Collected data entries
━━━━━━━━
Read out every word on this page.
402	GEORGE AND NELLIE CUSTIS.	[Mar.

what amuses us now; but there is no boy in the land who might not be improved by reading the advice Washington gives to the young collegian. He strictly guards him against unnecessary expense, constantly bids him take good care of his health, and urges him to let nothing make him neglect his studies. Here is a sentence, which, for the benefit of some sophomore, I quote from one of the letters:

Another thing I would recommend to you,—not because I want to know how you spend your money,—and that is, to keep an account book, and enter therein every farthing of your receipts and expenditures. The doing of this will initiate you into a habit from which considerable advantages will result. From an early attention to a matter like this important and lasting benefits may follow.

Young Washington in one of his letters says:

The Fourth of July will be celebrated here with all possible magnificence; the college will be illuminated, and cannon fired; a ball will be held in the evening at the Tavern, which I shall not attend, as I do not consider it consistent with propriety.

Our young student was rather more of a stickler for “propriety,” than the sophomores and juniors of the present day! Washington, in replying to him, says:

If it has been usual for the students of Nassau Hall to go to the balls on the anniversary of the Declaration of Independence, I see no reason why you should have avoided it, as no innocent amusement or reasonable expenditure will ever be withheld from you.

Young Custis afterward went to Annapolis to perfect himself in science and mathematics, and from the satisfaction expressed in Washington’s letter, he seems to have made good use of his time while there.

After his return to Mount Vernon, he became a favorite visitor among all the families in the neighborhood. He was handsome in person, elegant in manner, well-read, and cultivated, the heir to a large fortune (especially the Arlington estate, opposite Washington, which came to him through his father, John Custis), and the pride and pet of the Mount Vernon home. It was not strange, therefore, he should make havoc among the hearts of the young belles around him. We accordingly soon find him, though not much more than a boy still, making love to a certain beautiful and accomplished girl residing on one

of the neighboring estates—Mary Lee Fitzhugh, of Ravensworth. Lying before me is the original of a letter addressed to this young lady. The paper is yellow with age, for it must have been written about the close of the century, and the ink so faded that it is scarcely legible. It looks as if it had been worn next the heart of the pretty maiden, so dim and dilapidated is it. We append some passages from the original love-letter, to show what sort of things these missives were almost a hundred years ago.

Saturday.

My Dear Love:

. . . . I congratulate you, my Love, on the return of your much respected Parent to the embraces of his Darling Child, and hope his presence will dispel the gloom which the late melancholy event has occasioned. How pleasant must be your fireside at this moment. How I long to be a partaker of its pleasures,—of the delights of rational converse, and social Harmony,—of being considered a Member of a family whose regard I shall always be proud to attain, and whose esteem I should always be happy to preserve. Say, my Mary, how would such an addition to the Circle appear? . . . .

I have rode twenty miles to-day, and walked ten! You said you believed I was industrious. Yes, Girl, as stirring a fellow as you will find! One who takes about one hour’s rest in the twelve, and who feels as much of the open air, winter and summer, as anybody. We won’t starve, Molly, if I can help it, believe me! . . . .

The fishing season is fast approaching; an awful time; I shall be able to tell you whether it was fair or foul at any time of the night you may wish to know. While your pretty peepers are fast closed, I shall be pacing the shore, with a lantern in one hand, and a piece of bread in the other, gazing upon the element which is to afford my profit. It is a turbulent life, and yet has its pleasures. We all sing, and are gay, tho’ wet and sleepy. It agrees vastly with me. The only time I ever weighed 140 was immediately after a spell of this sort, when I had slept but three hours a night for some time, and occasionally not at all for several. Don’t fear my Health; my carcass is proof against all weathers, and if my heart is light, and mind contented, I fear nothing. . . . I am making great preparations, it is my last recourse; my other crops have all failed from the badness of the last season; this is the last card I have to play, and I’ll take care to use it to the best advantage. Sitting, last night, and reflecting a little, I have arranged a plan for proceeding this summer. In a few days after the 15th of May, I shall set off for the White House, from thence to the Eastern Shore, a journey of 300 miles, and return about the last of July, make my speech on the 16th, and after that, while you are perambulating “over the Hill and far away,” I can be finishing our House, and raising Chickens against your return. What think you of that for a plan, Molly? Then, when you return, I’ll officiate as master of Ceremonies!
━━━━━━━━
DO THIS:
Transcribe the data above in full, exactly.

PROBLEM SOLUTION:
Read out every word on this page.
402	GEORGE AND NELLIE CUSTIS.	[Mar.

what amuses us now; but there is no boy in the land who might not be improved by reading the advice Washington gives to the young collegian. He strictly guards him against unnecessary expense, constantly bids him take good care of his health, and urges him to let nothing make him neglect his studies. Here is a sentence, which, for the benefit of some sophomore, I quote from one of the letters:

Another thing I would recommend to you,—not because I want to know how you spend your money,—and that is, to keep an account book, and enter therein every farthing of your receipts and expenditures. The doing of this will initiate you into a habit from which considerable advantages will result. From an early attention to a matter like this important and lasting benefits may follow.

Young Washington in one of his letters says:

The Fourth of July will be celebrated here with all possible magnificence; the college will be illuminated, and cannon fired; a ball will be held in the evening at the Tavern, which I shall not attend, as I do not consider it consistent with propriety.

Our young student was rather more of a stickler for “propriety,” than the sophomores and juniors of the present day! Washington, in replying to him, says:

If it has been usual for the students of Nassau Hall to go to the balls on the anniversary of the Declaration of Independence, I see no reason why you should have avoided it, as no innocent amusement or reasonable expenditure will ever be withheld from you.

Young Custis afterward went to Annapolis to perfect himself in science and mathematics, and from the satisfaction expressed in Washington’s letter, he seems to have made good use of his time while there.

After his return to Mount Vernon, he became a favorite visitor among all the families in the neighborhood. He was handsome in person, elegant in manner, well-read, and cultivated, the heir to a large fortune (especially the Arlington estate, opposite Washington, which came to him through his father, John Custis), and the pride and pet of the Mount Vernon home. It was not strange, therefore, he should make havoc among the hearts of the young belles around him. We accordingly soon find him, though not much more than a boy still, making love to a certain beautiful and accomplished girl residing on one

of the neighboring estates—Mary Lee Fitzhugh, of Ravensworth. Lying before me is the original of a letter addressed to this young lady. The paper is yellow with age, for it must have been written about the close of the century, and the ink so faded that it is scarcely legible. It looks as if it had been worn next the heart of the pretty maiden, so dim and dilapidated is it. We append some passages from the original love-letter, to show what sort of things these missives were almost a hundred years ago.

Saturday.

My Dear Love:

. . . . I congratulate you, my Love, on the return of your much respected Parent to the embraces of his Darling Child, and hope his presence will dispel the gloom which the late melancholy event has occasioned. How pleasant must be your fireside at this moment. How I long to be a partaker of its pleasures,—of the delights of rational converse, and social Harmony,—of being considered a Member of a family whose regard I shall always be proud to attain, and whose esteem I should always be happy to preserve. Say, my Mary, how would such an addition to the Circle appear? . . . .

I have rode twenty miles to-day, and walked ten! You said you believed I was industrious. Yes, Girl, as stirring a fellow as you will find! One who takes about one hour’s rest in the twelve, and who feels as much of the open air, winter and summer, as anybody. We won’t starve, Molly, if I can help it, believe me! . . . .

The fishing season is fast approaching; an awful time; I shall be able to tell you whether it was fair or foul at any time of the night you may wish to know. While your pretty peepers are fast closed, I shall be pacing the shore, with a lantern in one hand, and a piece of bread in the other, gazing upon the element which is to afford my profit. It is a turbulent life, and yet has its pleasures. We all sing, and are gay, tho’ wet and sleepy. It agrees vastly with me. The only time I ever weighed 140 was immediately after a spell of this sort, when I had slept but three hours a night for some time, and occasionally not at all for several. Don’t fear my Health; my carcass is proof against all weathers, and if my heart is light, and mind contented, I fear nothing. . . . I am making great preparations, it is my last recourse; my other crops have all failed from the badness of the last season; this is the last card I have to play, and I’ll take care to use it to the best advantage. Sitting, last night, and reflecting a little, I have arranged a plan for proceeding this summer. In a few days after the 15th of May, I shall set off for the White House, from thence to the Eastern Shore, a journey of 300 miles, and return about the last of July, make my speech on the 16th, and after that, while you are perambulating “over the Hill and far away,” I can be finishing our House, and raising Chickens against your return. What think you of that for a plan, Molly? Then, when you return, I’ll officiate as master of Ceremonies!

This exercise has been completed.